Stated problem:
Lines containing the string "location" are to be counted. Write only how many there are.

Material to process:
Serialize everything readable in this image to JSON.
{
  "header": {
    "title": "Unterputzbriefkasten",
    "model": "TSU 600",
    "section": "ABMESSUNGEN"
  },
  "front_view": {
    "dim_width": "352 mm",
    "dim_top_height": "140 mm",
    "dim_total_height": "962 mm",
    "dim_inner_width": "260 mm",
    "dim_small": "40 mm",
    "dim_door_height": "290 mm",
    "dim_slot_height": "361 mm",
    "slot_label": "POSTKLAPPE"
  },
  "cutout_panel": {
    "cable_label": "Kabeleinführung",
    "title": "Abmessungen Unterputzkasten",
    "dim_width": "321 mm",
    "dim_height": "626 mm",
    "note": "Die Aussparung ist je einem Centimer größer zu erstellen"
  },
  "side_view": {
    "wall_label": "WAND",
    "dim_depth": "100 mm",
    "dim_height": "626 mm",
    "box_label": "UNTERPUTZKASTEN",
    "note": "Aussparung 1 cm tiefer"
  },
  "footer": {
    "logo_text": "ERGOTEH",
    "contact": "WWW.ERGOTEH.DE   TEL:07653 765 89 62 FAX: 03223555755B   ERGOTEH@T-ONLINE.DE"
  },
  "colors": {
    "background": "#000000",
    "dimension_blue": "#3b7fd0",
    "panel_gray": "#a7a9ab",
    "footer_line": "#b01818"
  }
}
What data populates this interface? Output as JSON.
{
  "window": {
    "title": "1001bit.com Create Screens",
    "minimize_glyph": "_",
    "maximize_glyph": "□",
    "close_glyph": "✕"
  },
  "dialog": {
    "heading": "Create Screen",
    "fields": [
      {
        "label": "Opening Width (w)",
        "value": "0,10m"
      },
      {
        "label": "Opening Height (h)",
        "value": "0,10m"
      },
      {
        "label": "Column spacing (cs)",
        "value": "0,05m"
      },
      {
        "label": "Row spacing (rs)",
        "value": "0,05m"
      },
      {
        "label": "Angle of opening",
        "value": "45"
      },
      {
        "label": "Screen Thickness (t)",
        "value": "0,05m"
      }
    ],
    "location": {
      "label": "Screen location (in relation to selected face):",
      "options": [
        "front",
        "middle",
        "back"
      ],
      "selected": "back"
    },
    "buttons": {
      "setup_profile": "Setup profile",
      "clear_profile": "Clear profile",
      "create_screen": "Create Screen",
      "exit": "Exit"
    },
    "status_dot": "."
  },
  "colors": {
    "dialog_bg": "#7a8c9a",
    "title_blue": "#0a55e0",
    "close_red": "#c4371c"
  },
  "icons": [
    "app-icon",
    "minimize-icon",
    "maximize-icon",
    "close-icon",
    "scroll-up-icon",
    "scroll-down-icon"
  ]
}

Final result:
2